Exercise — Give the number of lines containing "houses" in this listing, with no other words.

Provided information —
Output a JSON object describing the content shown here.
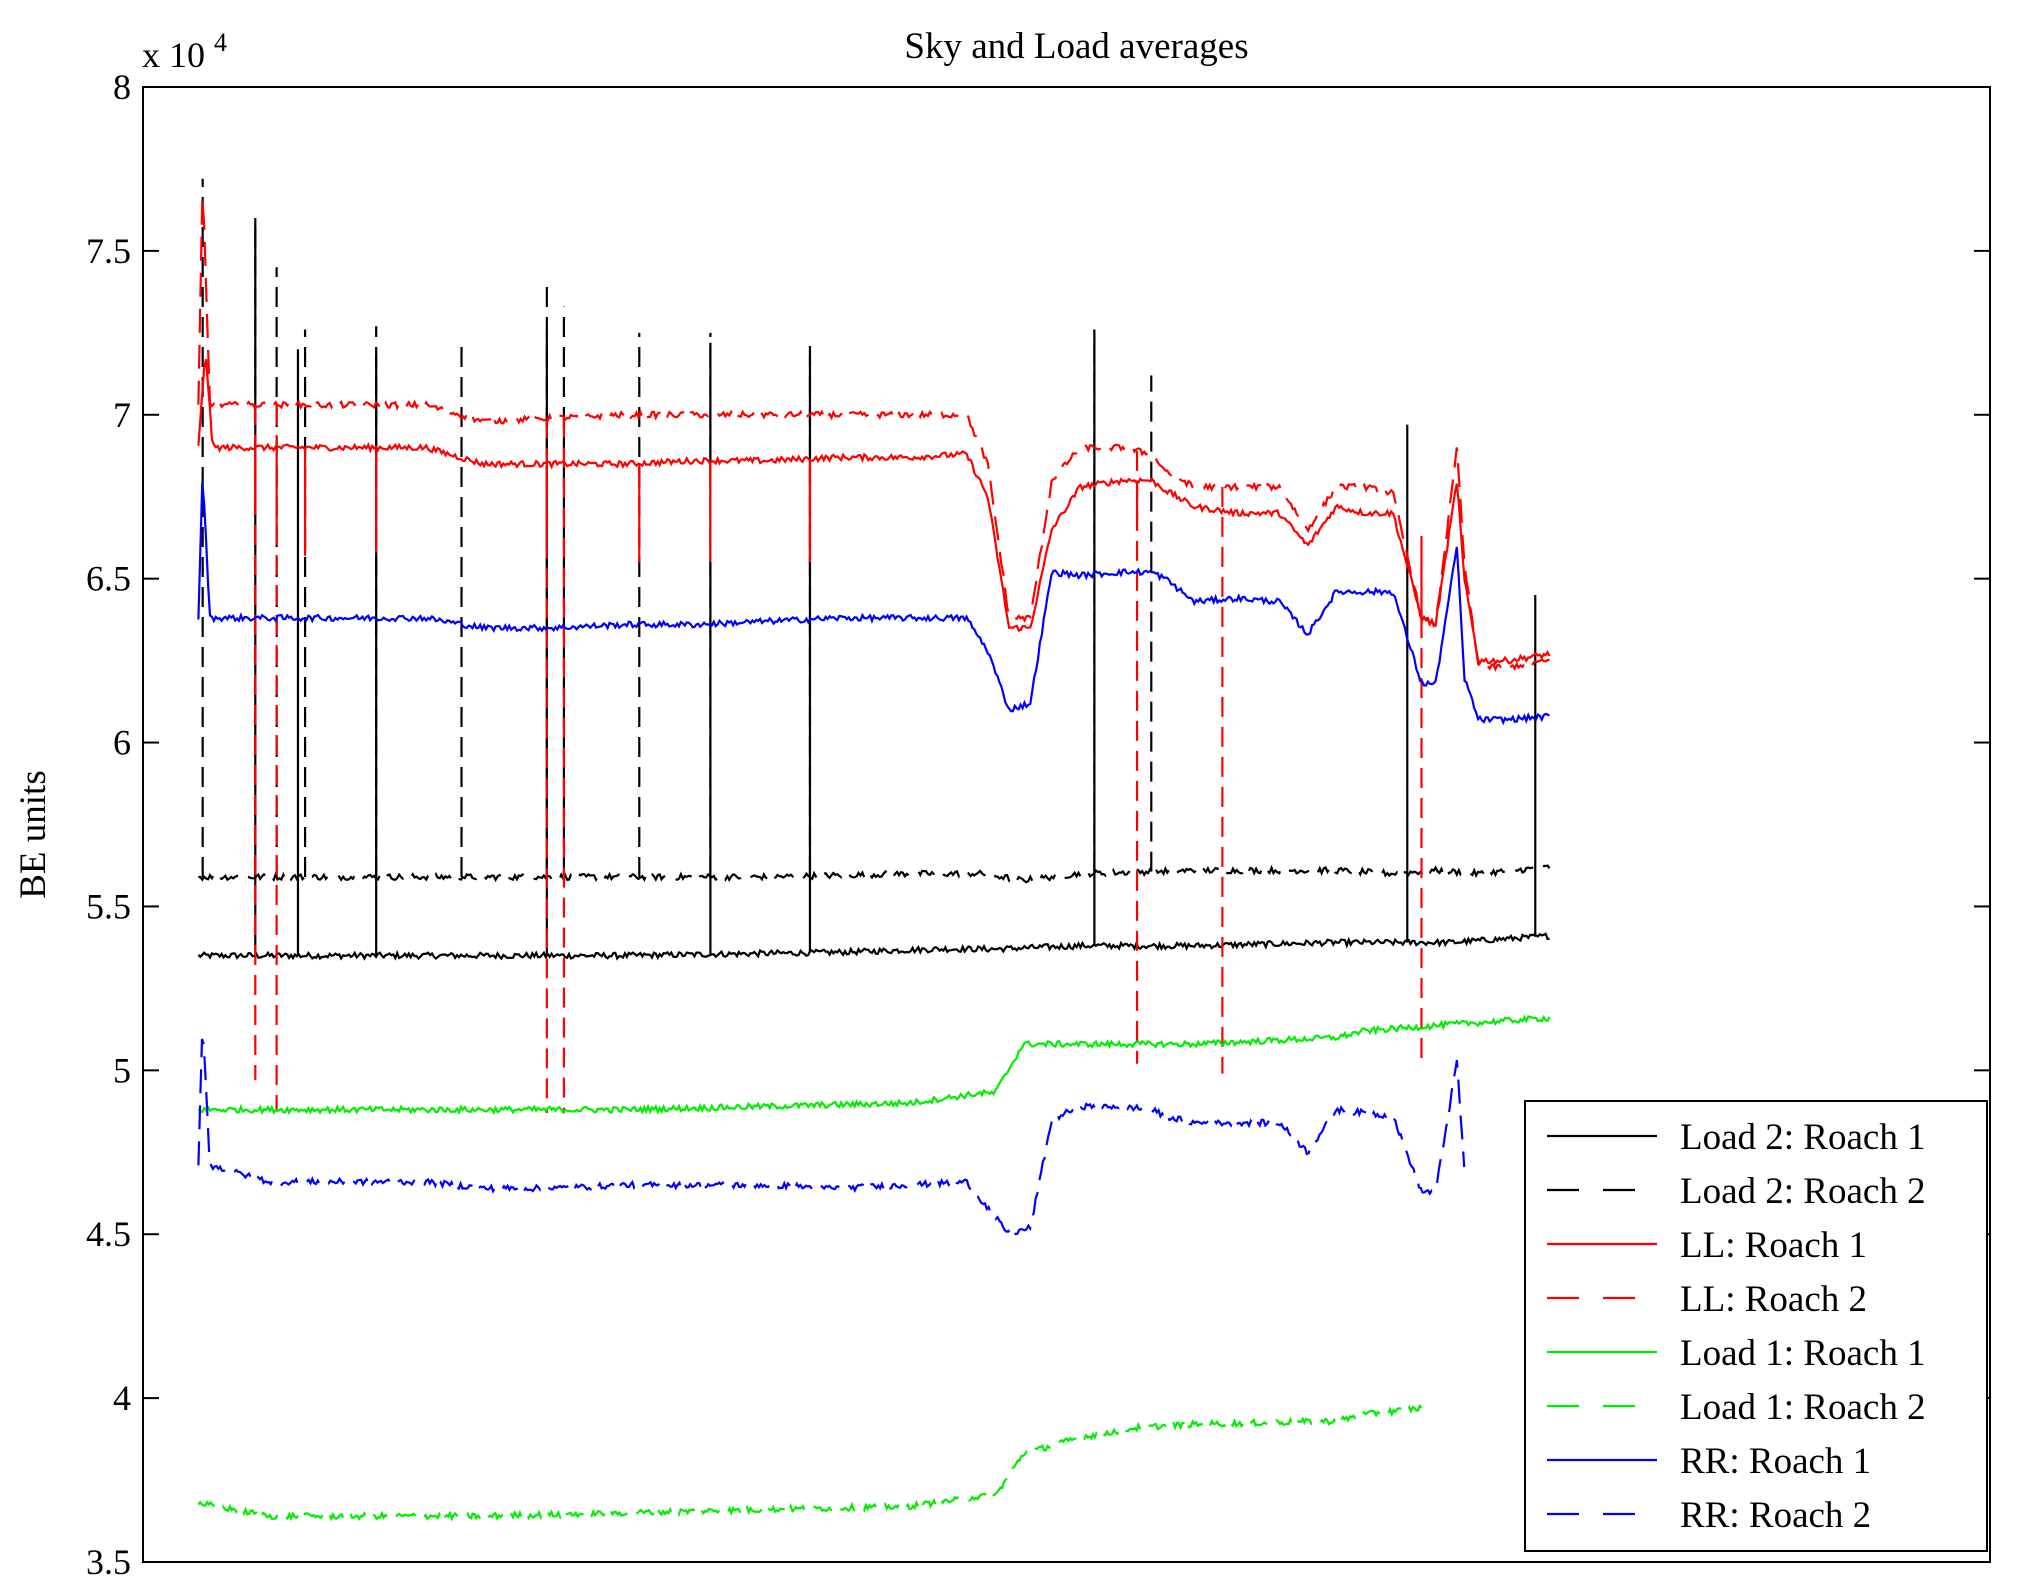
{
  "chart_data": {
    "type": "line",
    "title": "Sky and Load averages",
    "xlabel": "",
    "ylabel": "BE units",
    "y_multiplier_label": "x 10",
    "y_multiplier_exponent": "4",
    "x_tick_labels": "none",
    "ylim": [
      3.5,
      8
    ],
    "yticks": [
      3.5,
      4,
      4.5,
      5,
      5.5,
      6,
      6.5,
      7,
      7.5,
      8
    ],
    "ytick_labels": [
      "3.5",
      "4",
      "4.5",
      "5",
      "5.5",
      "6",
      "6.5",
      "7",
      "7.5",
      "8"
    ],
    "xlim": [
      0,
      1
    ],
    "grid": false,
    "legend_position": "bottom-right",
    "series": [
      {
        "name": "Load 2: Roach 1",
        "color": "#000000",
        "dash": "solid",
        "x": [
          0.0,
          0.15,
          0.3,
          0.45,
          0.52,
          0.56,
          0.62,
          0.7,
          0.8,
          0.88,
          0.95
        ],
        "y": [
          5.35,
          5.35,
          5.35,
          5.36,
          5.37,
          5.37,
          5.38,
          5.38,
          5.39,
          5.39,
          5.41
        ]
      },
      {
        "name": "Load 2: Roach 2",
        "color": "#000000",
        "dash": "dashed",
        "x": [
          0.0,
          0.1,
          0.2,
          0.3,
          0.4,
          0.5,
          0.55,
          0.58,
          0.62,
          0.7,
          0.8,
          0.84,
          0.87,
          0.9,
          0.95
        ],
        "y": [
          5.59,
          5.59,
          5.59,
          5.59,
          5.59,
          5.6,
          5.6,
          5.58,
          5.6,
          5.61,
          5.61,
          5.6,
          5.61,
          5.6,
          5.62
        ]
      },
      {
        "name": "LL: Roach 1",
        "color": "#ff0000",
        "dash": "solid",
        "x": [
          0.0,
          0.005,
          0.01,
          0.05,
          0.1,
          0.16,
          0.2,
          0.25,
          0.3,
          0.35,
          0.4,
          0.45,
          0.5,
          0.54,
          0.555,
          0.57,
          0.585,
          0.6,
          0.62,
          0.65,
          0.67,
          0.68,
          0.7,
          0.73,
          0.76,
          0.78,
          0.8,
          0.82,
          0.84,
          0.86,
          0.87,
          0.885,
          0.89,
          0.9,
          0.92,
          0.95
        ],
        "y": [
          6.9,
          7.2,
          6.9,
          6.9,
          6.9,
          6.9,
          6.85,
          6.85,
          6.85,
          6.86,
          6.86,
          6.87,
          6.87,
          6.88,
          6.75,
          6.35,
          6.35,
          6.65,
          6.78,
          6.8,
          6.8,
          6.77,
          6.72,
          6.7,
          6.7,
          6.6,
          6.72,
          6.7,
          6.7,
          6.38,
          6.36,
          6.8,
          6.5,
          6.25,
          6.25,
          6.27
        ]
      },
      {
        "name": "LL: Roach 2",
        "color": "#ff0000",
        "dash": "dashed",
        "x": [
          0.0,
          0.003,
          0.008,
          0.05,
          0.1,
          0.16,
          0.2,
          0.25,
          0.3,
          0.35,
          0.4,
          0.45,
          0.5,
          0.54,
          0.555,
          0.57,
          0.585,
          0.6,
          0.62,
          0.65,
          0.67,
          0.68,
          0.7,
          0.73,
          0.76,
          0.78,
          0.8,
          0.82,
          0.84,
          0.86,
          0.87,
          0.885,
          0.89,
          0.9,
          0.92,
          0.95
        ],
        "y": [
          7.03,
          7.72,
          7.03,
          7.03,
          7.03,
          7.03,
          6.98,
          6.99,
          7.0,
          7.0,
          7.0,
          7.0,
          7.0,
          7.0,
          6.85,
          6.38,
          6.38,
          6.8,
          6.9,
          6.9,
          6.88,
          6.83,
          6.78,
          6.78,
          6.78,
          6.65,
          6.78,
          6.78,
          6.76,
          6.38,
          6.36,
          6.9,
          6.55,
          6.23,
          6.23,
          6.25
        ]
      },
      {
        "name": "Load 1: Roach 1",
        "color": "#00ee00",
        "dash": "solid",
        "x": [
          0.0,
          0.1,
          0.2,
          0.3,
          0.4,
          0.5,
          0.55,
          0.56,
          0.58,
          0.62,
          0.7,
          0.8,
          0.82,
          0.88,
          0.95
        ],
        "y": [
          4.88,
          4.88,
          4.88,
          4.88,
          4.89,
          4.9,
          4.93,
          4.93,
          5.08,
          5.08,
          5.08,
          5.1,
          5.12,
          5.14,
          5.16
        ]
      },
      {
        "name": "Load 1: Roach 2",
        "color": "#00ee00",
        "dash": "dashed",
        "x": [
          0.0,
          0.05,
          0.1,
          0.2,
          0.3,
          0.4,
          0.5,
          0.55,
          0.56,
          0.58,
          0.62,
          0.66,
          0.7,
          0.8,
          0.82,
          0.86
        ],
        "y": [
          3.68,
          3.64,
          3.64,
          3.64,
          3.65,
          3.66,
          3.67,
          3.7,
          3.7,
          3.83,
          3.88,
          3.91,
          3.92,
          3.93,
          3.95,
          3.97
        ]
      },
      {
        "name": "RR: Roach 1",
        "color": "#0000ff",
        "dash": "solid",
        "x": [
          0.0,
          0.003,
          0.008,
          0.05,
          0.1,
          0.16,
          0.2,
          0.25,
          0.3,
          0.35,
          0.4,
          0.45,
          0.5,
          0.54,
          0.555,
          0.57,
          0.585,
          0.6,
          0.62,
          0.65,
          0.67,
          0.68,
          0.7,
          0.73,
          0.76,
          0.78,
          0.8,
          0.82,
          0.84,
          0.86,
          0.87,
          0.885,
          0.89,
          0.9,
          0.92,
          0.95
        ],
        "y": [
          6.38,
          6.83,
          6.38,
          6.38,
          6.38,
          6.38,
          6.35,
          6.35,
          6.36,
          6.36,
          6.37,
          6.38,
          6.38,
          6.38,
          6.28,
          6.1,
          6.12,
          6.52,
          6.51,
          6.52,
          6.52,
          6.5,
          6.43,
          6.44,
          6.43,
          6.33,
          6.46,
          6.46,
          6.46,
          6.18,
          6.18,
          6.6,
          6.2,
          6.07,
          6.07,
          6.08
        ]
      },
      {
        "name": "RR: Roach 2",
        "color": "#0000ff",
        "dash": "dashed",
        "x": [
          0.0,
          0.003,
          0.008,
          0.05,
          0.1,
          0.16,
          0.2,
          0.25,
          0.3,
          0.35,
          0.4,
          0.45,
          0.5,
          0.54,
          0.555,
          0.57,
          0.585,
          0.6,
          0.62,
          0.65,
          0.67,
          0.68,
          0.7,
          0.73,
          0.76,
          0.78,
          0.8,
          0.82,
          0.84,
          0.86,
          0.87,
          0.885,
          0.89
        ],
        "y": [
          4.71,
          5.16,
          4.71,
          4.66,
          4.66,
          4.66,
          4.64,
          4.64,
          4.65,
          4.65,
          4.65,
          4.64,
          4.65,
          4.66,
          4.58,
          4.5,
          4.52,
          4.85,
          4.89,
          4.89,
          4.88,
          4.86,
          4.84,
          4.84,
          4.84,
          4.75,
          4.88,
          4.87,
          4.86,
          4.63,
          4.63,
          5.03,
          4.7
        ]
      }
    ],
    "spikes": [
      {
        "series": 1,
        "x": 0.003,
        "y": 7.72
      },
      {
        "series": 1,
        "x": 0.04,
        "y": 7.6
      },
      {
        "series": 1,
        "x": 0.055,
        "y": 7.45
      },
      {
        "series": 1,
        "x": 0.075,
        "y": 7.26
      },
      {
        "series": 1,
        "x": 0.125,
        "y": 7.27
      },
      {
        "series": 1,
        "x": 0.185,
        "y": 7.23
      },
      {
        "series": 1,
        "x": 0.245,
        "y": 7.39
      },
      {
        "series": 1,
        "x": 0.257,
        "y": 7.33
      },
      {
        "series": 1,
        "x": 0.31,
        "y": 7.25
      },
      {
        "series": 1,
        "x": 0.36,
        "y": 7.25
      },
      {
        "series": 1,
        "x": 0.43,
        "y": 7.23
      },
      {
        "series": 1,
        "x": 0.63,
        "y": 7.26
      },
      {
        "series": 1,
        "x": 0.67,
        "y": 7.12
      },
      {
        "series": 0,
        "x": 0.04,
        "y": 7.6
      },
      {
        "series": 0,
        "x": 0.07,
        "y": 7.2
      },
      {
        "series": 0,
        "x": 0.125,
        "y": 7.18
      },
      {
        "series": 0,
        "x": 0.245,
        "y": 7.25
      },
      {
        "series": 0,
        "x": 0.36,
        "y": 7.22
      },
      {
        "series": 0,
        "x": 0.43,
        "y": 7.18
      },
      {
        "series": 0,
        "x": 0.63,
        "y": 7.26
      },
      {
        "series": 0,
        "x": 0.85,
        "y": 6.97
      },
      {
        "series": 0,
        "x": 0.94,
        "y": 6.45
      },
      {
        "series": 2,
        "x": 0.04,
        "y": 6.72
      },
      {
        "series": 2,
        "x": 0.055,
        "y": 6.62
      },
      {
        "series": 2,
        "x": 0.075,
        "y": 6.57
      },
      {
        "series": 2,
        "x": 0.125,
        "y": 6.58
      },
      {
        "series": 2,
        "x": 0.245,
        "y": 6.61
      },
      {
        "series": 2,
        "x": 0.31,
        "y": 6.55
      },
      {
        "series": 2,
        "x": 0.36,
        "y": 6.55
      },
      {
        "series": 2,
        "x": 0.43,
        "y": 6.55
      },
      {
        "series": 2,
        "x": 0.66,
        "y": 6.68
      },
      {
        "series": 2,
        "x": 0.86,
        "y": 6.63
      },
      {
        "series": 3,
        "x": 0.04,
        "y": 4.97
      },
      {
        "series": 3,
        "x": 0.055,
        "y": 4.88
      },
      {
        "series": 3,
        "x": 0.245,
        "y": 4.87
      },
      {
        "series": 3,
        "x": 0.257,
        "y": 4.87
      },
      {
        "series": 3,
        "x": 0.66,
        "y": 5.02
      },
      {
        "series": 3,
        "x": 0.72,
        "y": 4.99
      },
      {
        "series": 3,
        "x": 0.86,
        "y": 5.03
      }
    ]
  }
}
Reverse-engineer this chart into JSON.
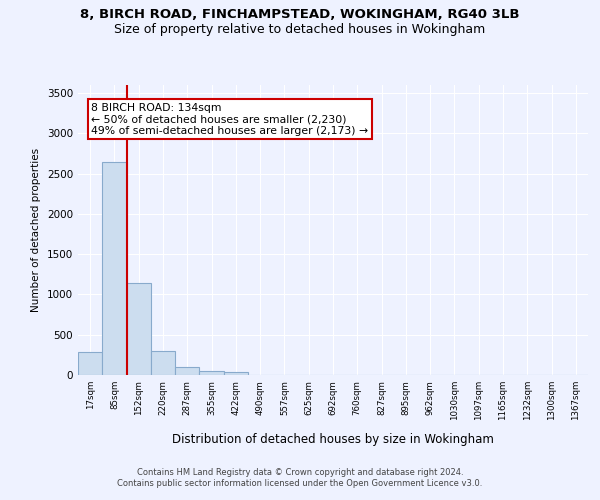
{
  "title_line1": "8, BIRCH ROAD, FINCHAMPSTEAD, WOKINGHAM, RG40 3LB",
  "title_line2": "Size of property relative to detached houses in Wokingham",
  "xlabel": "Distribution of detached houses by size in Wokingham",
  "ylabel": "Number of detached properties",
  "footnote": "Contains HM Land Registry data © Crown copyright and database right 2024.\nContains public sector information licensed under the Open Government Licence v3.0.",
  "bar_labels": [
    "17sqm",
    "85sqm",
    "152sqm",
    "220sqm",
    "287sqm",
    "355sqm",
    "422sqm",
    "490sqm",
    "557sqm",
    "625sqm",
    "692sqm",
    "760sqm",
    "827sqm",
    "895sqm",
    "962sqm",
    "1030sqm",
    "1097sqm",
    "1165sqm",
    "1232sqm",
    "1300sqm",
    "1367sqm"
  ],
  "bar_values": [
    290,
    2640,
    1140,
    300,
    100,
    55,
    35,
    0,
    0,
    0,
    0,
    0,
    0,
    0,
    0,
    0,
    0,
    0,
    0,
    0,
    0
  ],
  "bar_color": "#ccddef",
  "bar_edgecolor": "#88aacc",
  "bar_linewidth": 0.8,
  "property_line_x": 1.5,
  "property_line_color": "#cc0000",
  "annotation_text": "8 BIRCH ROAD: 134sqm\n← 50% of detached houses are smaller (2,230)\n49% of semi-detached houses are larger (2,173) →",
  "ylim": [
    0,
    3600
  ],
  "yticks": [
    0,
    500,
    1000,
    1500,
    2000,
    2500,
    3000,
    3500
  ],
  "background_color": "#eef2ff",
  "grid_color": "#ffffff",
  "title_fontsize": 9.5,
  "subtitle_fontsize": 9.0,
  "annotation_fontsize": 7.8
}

Solved problem — 3